#### Goal
Note each line where "gwen" appears, and copy it.

Stored items
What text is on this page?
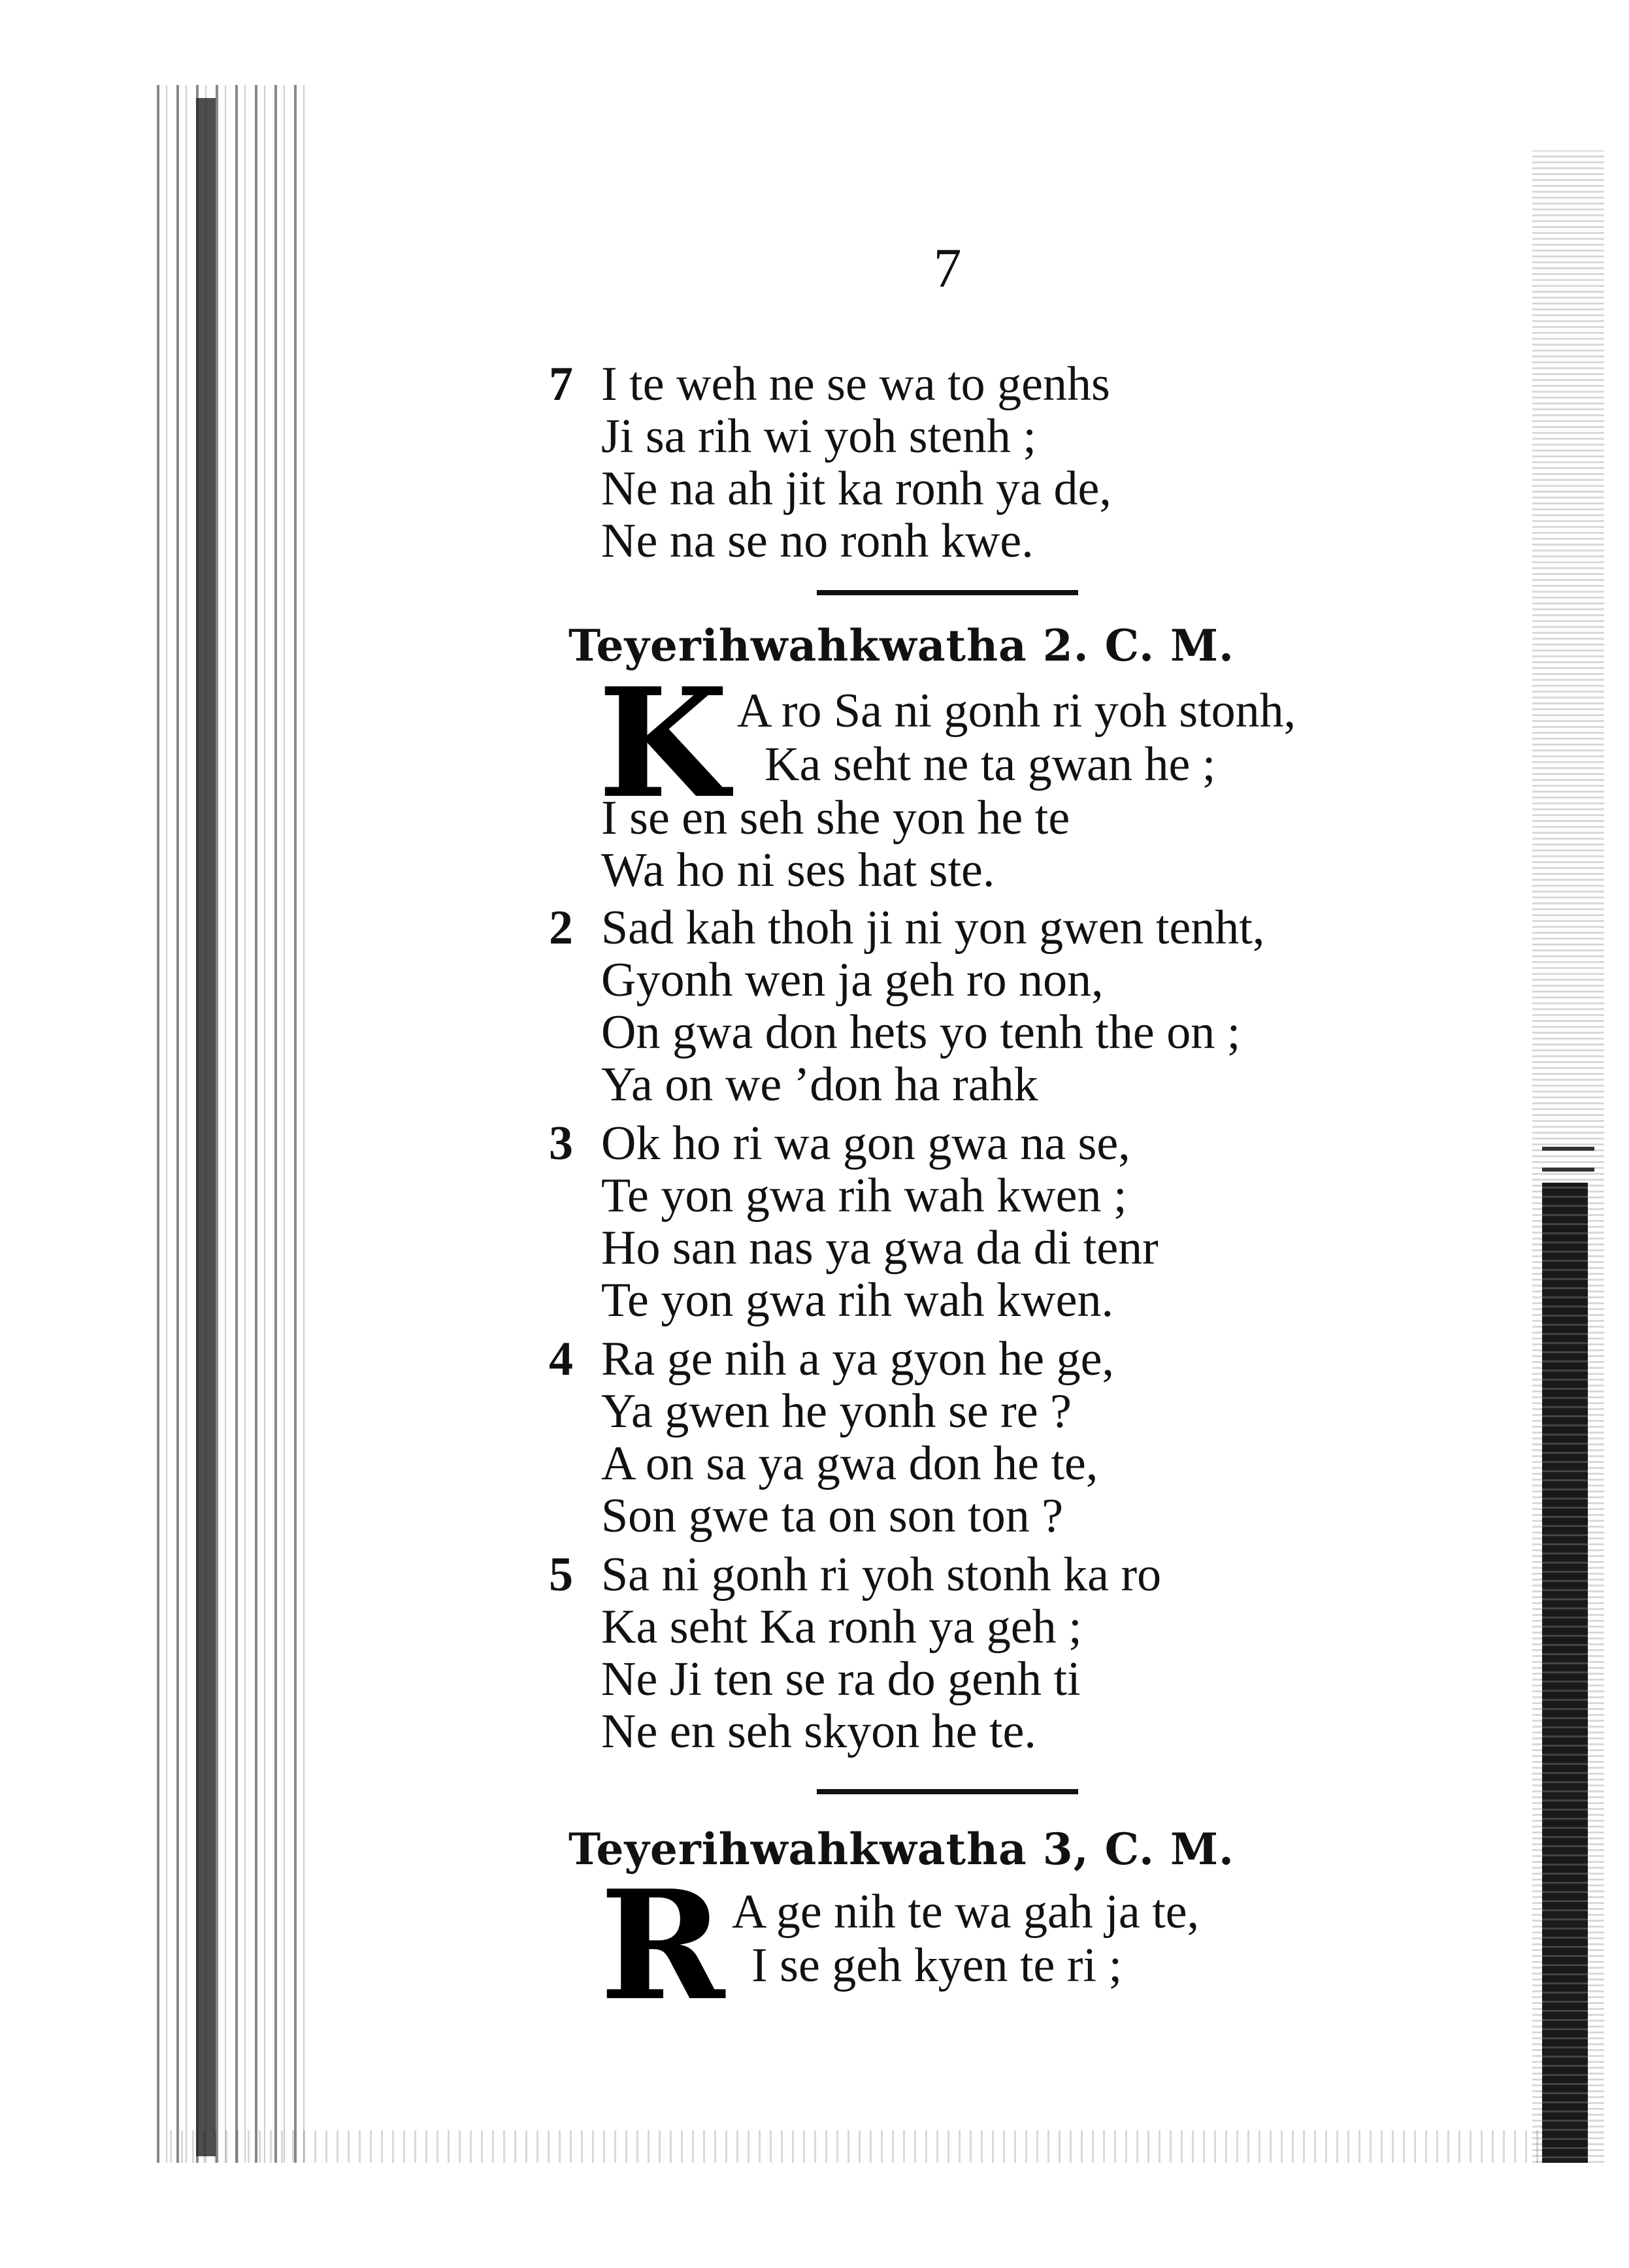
7
7 I te weh ne se wa to genhs
Ji sa rih wi yoh stenh ;
Ne na ah jit ka ronh ya de,
Ne na se no ronh kwe.
Teyerihwahkwatha 2. C. M.
K A ro Sa ni gonh ri yoh stonh,
Ka seht ne ta gwan he ;
I se en seh she yon he te
Wa ho ni ses hat ste.
2 Sad kah thoh ji ni yon gwen tenht,
Gyonh wen ja geh ro non,
On gwa don hets yo tenh the on ;
Ya on we ’don ha rahk
3 Ok ho ri wa gon gwa na se,
Te yon gwa rih wah kwen ;
Ho san nas ya gwa da di tenr
Te yon gwa rih wah kwen.
4 Ra ge nih a ya gyon he ge,
Ya gwen he yonh se re ?
A on sa ya gwa don he te,
Son gwe ta on son ton ?
5 Sa ni gonh ri yoh stonh ka ro
Ka seht Ka ronh ya geh ;
Ne Ji ten se ra do genh ti
Ne en seh skyon he te.
Teyerihwahkwatha 3, C. M.
R A ge nih te wa gah ja te,
I se geh kyen te ri ;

#### Result
2 Sad kah thoh ji ni yon gwen tenht,
Ya gwen he yonh se re ?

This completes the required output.